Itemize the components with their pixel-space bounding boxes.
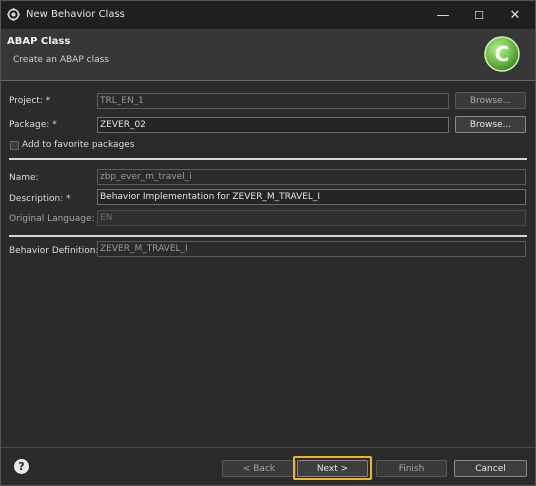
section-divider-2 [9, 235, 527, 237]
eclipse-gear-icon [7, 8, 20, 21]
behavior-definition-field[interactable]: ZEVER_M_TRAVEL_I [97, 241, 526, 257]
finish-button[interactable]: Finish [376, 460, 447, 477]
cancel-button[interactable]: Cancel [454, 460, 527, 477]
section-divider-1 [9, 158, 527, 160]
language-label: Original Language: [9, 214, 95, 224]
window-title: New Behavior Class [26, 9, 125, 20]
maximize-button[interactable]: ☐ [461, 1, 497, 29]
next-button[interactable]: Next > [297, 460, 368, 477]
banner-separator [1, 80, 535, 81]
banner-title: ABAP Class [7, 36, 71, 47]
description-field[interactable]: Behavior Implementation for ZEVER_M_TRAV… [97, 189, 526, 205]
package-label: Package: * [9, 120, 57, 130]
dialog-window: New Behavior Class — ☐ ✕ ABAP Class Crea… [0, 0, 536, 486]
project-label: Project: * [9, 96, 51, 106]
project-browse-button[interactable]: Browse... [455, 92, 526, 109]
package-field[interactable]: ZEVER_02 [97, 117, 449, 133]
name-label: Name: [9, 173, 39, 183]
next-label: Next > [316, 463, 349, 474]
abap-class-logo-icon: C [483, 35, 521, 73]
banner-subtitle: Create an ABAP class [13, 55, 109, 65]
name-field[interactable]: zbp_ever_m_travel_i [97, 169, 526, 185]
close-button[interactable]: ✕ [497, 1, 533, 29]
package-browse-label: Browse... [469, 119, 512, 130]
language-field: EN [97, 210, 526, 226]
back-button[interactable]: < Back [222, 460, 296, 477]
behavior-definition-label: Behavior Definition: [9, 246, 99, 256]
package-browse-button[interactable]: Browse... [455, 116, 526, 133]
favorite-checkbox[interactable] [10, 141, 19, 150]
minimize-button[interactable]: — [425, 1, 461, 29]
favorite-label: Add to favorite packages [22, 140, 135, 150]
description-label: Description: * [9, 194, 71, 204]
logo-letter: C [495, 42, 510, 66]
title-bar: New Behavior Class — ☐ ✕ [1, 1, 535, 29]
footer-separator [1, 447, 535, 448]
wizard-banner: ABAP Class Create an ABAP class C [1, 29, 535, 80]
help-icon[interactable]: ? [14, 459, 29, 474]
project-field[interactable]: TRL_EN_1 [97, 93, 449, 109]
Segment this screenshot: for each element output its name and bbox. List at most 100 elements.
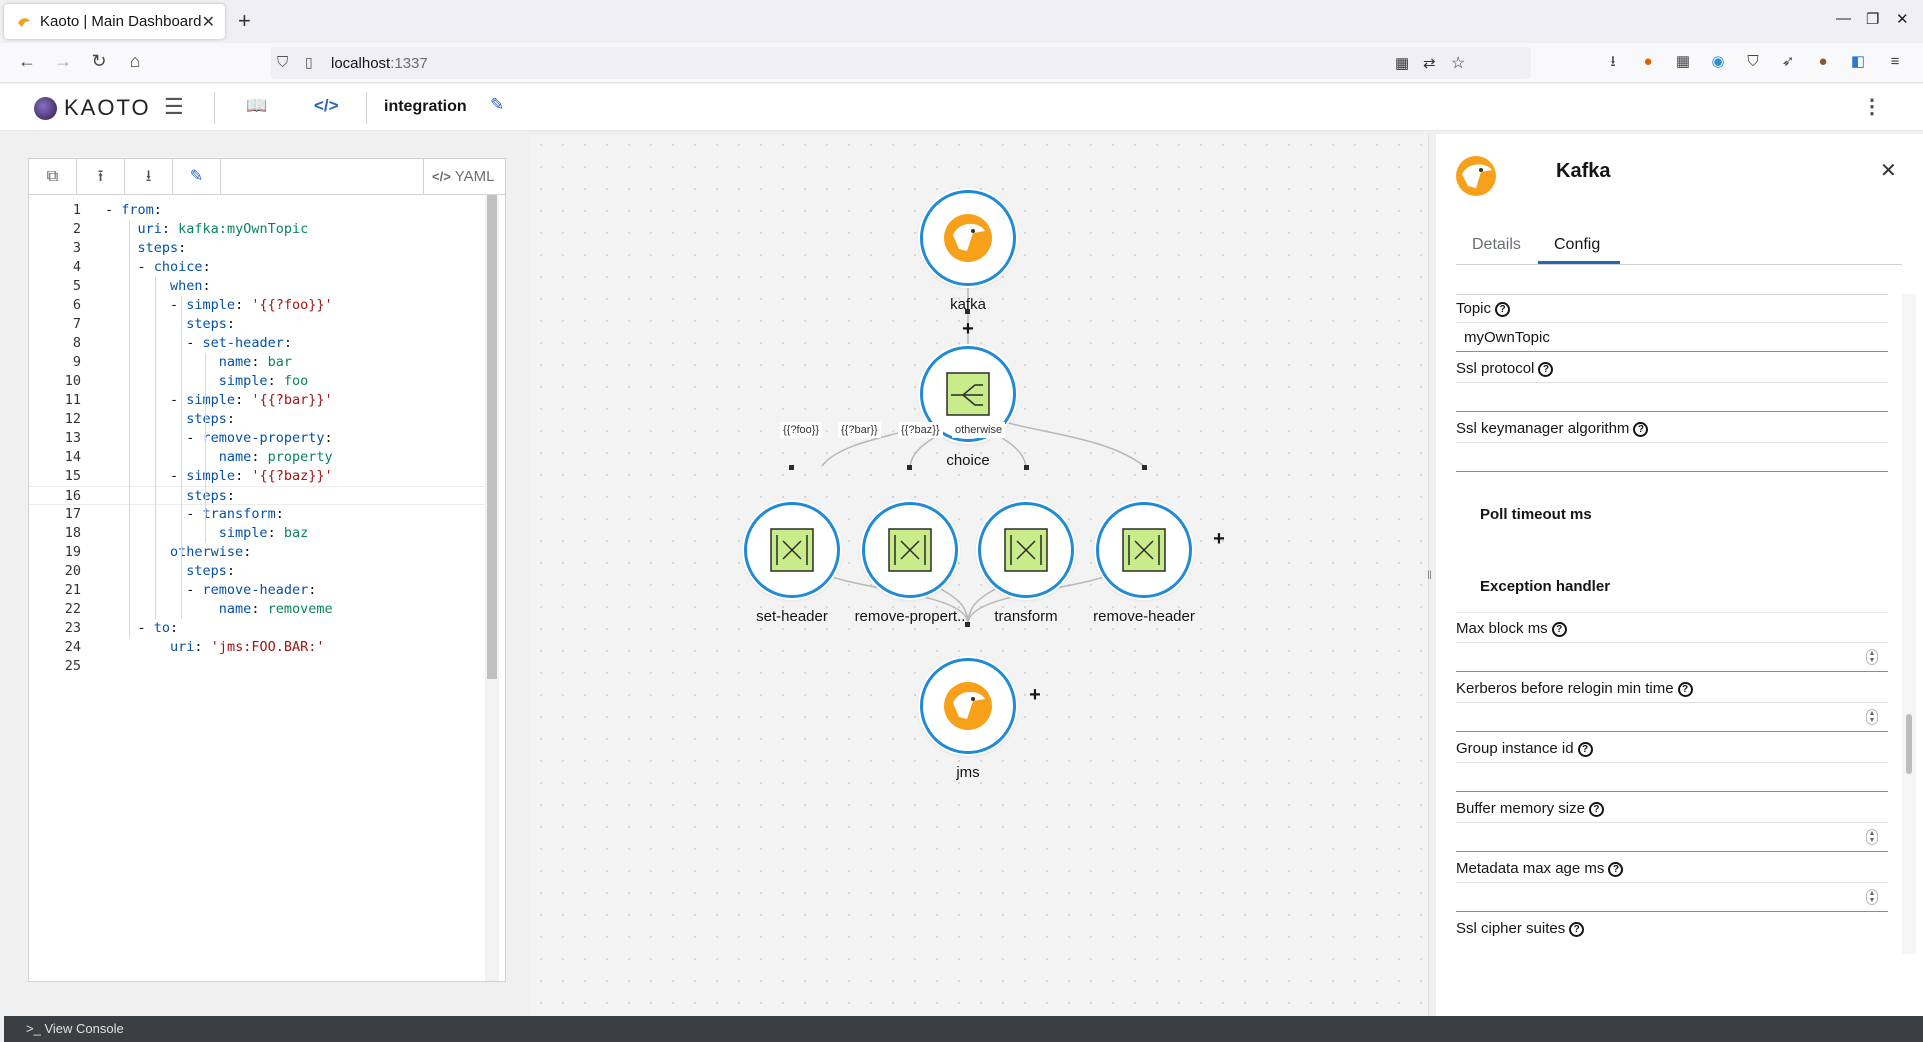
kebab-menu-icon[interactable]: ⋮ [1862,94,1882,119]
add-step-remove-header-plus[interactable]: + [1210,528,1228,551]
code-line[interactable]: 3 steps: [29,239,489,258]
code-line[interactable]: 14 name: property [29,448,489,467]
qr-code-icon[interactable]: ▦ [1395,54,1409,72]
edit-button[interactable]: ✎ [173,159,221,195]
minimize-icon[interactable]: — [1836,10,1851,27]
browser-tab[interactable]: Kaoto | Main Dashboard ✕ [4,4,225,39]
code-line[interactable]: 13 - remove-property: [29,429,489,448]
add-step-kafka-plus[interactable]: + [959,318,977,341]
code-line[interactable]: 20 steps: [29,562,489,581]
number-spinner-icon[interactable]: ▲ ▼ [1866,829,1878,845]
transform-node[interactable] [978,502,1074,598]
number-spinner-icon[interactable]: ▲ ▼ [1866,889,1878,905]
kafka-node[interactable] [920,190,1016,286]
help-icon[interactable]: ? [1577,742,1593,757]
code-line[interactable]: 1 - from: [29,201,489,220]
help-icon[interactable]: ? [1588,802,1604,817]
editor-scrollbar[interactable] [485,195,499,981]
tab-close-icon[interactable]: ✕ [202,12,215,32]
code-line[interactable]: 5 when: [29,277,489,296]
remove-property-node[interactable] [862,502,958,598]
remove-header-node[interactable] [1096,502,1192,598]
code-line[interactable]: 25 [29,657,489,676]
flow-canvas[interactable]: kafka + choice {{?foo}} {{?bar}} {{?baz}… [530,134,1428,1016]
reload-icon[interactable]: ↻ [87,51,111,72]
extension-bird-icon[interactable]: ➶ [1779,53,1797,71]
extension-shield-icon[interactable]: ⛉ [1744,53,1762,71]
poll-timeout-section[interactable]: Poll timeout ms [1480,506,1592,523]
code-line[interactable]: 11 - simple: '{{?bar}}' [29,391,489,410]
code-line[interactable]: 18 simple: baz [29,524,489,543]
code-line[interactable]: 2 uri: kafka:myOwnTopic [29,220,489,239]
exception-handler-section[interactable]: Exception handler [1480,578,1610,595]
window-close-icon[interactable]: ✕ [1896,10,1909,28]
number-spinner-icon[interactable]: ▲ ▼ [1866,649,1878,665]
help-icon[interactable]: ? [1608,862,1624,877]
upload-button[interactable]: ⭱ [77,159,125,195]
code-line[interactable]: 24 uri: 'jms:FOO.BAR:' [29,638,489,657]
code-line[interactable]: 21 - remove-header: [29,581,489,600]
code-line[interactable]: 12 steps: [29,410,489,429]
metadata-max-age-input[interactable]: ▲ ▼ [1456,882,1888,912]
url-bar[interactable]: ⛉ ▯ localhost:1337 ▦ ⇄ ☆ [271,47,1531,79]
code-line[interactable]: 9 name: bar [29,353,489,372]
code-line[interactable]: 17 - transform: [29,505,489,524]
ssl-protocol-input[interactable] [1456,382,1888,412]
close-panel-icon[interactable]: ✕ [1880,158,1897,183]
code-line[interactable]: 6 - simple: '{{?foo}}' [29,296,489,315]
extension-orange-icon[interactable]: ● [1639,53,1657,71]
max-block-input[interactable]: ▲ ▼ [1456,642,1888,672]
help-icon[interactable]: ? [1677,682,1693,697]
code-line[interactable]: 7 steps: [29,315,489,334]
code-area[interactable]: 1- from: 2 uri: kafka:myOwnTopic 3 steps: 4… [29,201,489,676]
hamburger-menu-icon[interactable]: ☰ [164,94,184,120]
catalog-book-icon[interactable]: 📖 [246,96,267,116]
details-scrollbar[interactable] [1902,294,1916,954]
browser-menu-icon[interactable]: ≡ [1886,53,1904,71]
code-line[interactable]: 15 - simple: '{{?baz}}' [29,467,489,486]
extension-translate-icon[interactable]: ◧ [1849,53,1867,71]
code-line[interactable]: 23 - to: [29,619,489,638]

What is required:
Rewrite all the data above, replacing every occurrence of "code-line" with "editor-line" and leaving everything else unchanged. Omit the pictures from your answer.

Complete answer:
Itemize the components with their pixel-space bounding boxes.
section-divider-2 [9, 235, 527, 237]
eclipse-gear-icon [7, 8, 20, 21]
behavior-definition-field[interactable]: ZEVER_M_TRAVEL_I [97, 241, 526, 257]
finish-button[interactable]: Finish [376, 460, 447, 477]
cancel-button[interactable]: Cancel [454, 460, 527, 477]
section-divider-1 [9, 158, 527, 160]
language-label: Original Language: [9, 214, 95, 224]
window-title: New Behavior Class [26, 9, 125, 20]
maximize-button[interactable]: ☐ [461, 1, 497, 29]
next-button[interactable]: Next > [297, 460, 368, 477]
banner-separator [1, 80, 535, 81]
banner-title: ABAP Class [7, 36, 71, 47]
description-field[interactable]: Behavior Implementation for ZEVER_M_TRAV… [97, 189, 526, 205]
package-label: Package: * [9, 120, 57, 130]
dialog-window: New Behavior Class — ☐ ✕ ABAP Class Crea… [0, 0, 536, 486]
project-label: Project: * [9, 96, 51, 106]
project-browse-button[interactable]: Browse... [455, 92, 526, 109]
package-field[interactable]: ZEVER_02 [97, 117, 449, 133]
name-label: Name: [9, 173, 39, 183]
next-label: Next > [316, 463, 349, 474]
abap-class-logo-icon: C [483, 35, 521, 73]
banner-subtitle: Create an ABAP class [13, 55, 109, 65]
name-field[interactable]: zbp_ever_m_travel_i [97, 169, 526, 185]
close-button[interactable]: ✕ [497, 1, 533, 29]
package-browse-label: Browse... [469, 119, 512, 130]
language-field: EN [97, 210, 526, 226]
back-button[interactable]: < Back [222, 460, 296, 477]
behavior-definition-label: Behavior Definition: [9, 246, 99, 256]
package-browse-button[interactable]: Browse... [455, 116, 526, 133]
favorite-checkbox[interactable] [10, 141, 19, 150]
minimize-button[interactable]: — [425, 1, 461, 29]
favorite-label: Add to favorite packages [22, 140, 135, 150]
description-label: Description: * [9, 194, 71, 204]
logo-letter: C [495, 42, 510, 66]
title-bar: New Behavior Class — ☐ ✕ [1, 1, 535, 29]
footer-separator [1, 447, 535, 448]
wizard-banner: ABAP Class Create an ABAP class C [1, 29, 535, 80]
help-icon[interactable]: ? [14, 459, 29, 474]
project-field[interactable]: TRL_EN_1 [97, 93, 449, 109]
Segment this screenshot: for each element output its name and bbox. List at most 100 elements.
kebab-menu-icon[interactable]: ⋮ [1862,94,1882,119]
add-step-remove-header-plus[interactable]: + [1210,528,1228,551]
editor-line[interactable]: 3 steps: [29,239,489,258]
editor-line[interactable]: 14 name: property [29,448,489,467]
qr-code-icon[interactable]: ▦ [1395,54,1409,72]
edit-button[interactable]: ✎ [173,159,221,195]
minimize-icon[interactable]: — [1836,10,1851,27]
browser-tab[interactable]: Kaoto | Main Dashboard ✕ [4,4,225,39]
editor-line[interactable]: 13 - remove-property: [29,429,489,448]
add-step-kafka-plus[interactable]: + [959,318,977,341]
editor-line[interactable]: 20 steps: [29,562,489,581]
number-spinner-icon[interactable]: ▲ ▼ [1866,829,1878,845]
transform-node[interactable] [978,502,1074,598]
number-spinner-icon[interactable]: ▲ ▼ [1866,889,1878,905]
kafka-node[interactable] [920,190,1016,286]
help-icon[interactable]: ? [1577,742,1593,757]
editor-line[interactable]: 1 - from: [29,201,489,220]
help-icon[interactable]: ? [1588,802,1604,817]
editor-scrollbar[interactable] [485,195,499,981]
tab-close-icon[interactable]: ✕ [202,12,215,32]
editor-line[interactable]: 5 when: [29,277,489,296]
remove-property-node[interactable] [862,502,958,598]
remove-header-node[interactable] [1096,502,1192,598]
editor-line[interactable]: 25 [29,657,489,676]
flow-canvas[interactable]: kafka + choice {{?foo}} {{?bar}} {{?baz}… [530,134,1428,1016]
reload-icon[interactable]: ↻ [87,51,111,72]
extension-bird-icon[interactable]: ➶ [1779,53,1797,71]
extension-shield-icon[interactable]: ⛉ [1744,53,1762,71]
poll-timeout-section[interactable]: Poll timeout ms [1480,506,1592,523]
editor-line[interactable]: 11 - simple: '{{?bar}}' [29,391,489,410]
editor-line[interactable]: 18 simple: baz [29,524,489,543]
editor-line[interactable]: 2 uri: kafka:myOwnTopic [29,220,489,239]
exception-handler-section[interactable]: Exception handler [1480,578,1610,595]
window-close-icon[interactable]: ✕ [1896,10,1909,28]
number-spinner-icon[interactable]: ▲ ▼ [1866,649,1878,665]
help-icon[interactable]: ? [1608,862,1624,877]
upload-button[interactable]: ⭱ [77,159,125,195]
editor-line[interactable]: 24 uri: 'jms:FOO.BAR:' [29,638,489,657]
editor-line[interactable]: 21 - remove-header: [29,581,489,600]
editor-line[interactable]: 12 steps: [29,410,489,429]
metadata-max-age-input[interactable]: ▲ ▼ [1456,882,1888,912]
url-bar[interactable]: ⛉ ▯ localhost:1337 ▦ ⇄ ☆ [271,47,1531,79]
editor-line[interactable]: 9 name: bar [29,353,489,372]
editor-line[interactable]: 17 - transform: [29,505,489,524]
ssl-protocol-input[interactable] [1456,382,1888,412]
close-panel-icon[interactable]: ✕ [1880,158,1897,183]
editor-line[interactable]: 6 - simple: '{{?foo}}' [29,296,489,315]
extension-orange-icon[interactable]: ● [1639,53,1657,71]
max-block-input[interactable]: ▲ ▼ [1456,642,1888,672]
help-icon[interactable]: ? [1677,682,1693,697]
editor-line[interactable]: 7 steps: [29,315,489,334]
code-area[interactable]: 1- from: 2 uri: kafka:myOwnTopic 3 steps: 4… [29,201,489,676]
hamburger-menu-icon[interactable]: ☰ [164,94,184,120]
catalog-book-icon[interactable]: 📖 [246,96,267,116]
details-scrollbar[interactable] [1902,294,1916,954]
browser-menu-icon[interactable]: ≡ [1886,53,1904,71]
editor-line[interactable]: 15 - simple: '{{?baz}}' [29,467,489,486]
extension-translate-icon[interactable]: ◧ [1849,53,1867,71]
editor-line[interactable]: 23 - to: [29,619,489,638]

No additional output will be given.